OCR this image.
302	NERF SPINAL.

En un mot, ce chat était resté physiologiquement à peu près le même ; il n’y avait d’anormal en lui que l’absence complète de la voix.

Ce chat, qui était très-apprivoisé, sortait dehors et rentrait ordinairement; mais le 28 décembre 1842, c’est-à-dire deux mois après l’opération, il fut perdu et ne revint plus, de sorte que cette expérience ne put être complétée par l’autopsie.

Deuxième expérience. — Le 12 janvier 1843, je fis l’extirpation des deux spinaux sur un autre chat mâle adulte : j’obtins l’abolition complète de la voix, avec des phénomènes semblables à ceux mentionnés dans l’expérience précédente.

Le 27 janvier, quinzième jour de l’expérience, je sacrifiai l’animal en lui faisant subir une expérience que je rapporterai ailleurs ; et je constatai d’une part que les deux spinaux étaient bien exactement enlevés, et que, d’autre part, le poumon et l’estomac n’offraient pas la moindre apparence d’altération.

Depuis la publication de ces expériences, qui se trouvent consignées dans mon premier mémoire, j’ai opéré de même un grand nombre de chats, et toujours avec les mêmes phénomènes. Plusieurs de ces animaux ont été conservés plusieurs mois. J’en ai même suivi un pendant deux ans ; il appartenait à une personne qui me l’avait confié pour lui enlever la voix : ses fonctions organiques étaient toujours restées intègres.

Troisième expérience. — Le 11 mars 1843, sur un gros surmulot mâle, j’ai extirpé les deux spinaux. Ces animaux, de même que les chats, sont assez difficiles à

→ Set exercise: Exact output of every entry is required.

→ Response to this exercise:
OCR this image.
302	NERF SPINAL.

En un mot, ce chat était resté physiologiquement à peu près le même ; il n’y avait d’anormal en lui que l’absence complète de la voix.

Ce chat, qui était très-apprivoisé, sortait dehors et rentrait ordinairement; mais le 28 décembre 1842, c’est-à-dire deux mois après l’opération, il fut perdu et ne revint plus, de sorte que cette expérience ne put être complétée par l’autopsie.

Deuxième expérience. — Le 12 janvier 1843, je fis l’extirpation des deux spinaux sur un autre chat mâle adulte : j’obtins l’abolition complète de la voix, avec des phénomènes semblables à ceux mentionnés dans l’expérience précédente.

Le 27 janvier, quinzième jour de l’expérience, je sacrifiai l’animal en lui faisant subir une expérience que je rapporterai ailleurs ; et je constatai d’une part que les deux spinaux étaient bien exactement enlevés, et que, d’autre part, le poumon et l’estomac n’offraient pas la moindre apparence d’altération.

Depuis la publication de ces expériences, qui se trouvent consignées dans mon premier mémoire, j’ai opéré de même un grand nombre de chats, et toujours avec les mêmes phénomènes. Plusieurs de ces animaux ont été conservés plusieurs mois. J’en ai même suivi un pendant deux ans ; il appartenait à une personne qui me l’avait confié pour lui enlever la voix : ses fonctions organiques étaient toujours restées intègres.

Troisième expérience. — Le 11 mars 1843, sur un gros surmulot mâle, j’ai extirpé les deux spinaux. Ces animaux, de même que les chats, sont assez difficiles à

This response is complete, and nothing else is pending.